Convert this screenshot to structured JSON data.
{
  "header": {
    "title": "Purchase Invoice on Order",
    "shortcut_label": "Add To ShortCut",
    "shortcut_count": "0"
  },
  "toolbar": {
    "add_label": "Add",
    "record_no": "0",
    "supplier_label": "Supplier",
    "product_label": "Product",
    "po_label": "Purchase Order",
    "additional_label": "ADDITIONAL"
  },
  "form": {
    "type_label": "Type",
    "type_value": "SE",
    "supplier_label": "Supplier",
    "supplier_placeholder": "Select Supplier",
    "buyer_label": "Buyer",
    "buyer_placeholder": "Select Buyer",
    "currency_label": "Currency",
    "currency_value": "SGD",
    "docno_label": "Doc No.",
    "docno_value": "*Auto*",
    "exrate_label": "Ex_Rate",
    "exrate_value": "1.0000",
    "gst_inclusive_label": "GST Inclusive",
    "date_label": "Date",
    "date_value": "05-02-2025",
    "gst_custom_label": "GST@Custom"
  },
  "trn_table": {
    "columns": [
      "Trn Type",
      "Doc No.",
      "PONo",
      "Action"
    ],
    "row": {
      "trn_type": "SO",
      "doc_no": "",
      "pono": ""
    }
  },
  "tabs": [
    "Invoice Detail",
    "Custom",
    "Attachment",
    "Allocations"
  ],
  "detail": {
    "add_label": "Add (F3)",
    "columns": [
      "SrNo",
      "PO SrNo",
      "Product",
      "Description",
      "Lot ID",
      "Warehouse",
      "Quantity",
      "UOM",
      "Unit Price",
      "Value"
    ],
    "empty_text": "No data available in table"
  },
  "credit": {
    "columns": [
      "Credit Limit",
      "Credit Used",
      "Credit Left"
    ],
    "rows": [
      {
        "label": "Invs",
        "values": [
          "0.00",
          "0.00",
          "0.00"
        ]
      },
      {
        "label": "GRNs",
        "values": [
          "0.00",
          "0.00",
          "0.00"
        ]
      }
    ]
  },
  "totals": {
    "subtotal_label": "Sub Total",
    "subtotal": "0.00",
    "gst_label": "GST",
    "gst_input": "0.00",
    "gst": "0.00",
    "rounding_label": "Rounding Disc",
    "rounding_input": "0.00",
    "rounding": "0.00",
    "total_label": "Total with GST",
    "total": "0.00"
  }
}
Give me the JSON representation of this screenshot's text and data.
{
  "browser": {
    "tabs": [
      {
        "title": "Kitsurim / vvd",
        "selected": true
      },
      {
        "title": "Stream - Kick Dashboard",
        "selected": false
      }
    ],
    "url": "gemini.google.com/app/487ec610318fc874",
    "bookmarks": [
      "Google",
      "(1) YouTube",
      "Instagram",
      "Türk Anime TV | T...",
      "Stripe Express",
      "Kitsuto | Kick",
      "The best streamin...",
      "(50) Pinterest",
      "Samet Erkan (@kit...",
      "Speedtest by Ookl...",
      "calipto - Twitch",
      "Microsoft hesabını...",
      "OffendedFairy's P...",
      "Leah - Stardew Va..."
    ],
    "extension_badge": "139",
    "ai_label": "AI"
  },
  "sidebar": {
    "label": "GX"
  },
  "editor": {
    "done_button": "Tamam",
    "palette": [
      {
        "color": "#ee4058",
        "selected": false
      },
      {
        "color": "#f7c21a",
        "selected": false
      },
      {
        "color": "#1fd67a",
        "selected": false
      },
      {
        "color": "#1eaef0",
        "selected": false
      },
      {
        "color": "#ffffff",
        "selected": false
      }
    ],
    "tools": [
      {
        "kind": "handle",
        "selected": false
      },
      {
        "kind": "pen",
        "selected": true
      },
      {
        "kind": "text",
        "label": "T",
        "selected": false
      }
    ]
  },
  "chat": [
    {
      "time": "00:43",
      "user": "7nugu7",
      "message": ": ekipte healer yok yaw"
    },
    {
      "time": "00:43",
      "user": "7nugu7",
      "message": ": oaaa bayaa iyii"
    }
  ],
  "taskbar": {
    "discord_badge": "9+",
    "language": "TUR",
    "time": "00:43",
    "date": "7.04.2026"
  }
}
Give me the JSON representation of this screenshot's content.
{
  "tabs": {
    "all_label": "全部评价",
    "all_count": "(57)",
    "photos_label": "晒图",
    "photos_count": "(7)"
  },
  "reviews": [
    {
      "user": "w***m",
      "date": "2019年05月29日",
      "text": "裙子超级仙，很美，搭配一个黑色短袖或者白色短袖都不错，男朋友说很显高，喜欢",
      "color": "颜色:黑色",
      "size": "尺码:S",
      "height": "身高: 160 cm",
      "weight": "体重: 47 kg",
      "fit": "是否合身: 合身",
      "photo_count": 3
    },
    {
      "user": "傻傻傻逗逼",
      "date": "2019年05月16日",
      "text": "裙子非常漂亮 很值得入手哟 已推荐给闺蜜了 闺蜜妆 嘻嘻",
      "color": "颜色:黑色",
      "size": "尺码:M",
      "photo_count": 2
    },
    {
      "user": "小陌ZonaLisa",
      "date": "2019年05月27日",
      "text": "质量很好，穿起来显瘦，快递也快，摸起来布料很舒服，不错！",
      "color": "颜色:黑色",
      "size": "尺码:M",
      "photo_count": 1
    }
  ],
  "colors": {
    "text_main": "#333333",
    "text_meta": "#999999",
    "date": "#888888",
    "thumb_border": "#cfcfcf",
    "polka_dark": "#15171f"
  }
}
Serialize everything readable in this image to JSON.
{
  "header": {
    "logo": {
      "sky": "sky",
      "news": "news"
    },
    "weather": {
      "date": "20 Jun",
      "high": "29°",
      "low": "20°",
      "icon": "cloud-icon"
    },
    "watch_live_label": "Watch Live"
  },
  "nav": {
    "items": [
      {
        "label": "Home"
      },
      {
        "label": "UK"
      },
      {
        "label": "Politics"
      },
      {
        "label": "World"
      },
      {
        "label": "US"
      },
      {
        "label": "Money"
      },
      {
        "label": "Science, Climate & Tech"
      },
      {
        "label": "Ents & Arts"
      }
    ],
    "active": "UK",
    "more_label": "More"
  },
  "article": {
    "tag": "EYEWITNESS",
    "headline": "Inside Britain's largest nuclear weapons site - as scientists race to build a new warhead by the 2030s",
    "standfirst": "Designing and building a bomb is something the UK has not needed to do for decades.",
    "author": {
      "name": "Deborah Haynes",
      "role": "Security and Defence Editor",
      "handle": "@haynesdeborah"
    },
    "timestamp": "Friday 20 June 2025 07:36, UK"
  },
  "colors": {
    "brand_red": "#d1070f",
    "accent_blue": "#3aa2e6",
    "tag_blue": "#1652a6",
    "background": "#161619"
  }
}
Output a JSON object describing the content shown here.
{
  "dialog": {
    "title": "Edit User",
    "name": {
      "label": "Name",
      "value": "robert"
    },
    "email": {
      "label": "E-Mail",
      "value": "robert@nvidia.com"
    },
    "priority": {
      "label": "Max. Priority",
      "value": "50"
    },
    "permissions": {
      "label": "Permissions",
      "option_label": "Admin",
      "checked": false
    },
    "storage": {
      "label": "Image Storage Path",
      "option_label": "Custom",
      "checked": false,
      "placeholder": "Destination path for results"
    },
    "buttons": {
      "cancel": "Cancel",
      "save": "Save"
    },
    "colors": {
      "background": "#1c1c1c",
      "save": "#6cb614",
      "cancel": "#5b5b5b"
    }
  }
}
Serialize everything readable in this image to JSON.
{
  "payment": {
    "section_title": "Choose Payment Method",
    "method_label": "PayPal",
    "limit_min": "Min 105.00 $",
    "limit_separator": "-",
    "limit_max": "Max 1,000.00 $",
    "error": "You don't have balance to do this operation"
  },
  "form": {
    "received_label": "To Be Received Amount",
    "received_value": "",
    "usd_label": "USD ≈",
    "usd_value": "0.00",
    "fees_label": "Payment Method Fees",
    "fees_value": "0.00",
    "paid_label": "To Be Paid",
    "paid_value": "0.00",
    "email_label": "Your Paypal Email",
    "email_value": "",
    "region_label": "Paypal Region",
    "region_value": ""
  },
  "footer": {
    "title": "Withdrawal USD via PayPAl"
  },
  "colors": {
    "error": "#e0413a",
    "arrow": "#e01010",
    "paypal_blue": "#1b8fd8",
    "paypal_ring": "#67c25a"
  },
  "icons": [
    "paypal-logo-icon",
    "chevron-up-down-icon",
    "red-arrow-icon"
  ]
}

════════════════════

→ **What is expected**: Copy out every line from the records that has the word "Custom".

→ **Expected output**:
    "gst_custom_label": "GST@Custom"
    "Custom",
      "option_label": "Custom",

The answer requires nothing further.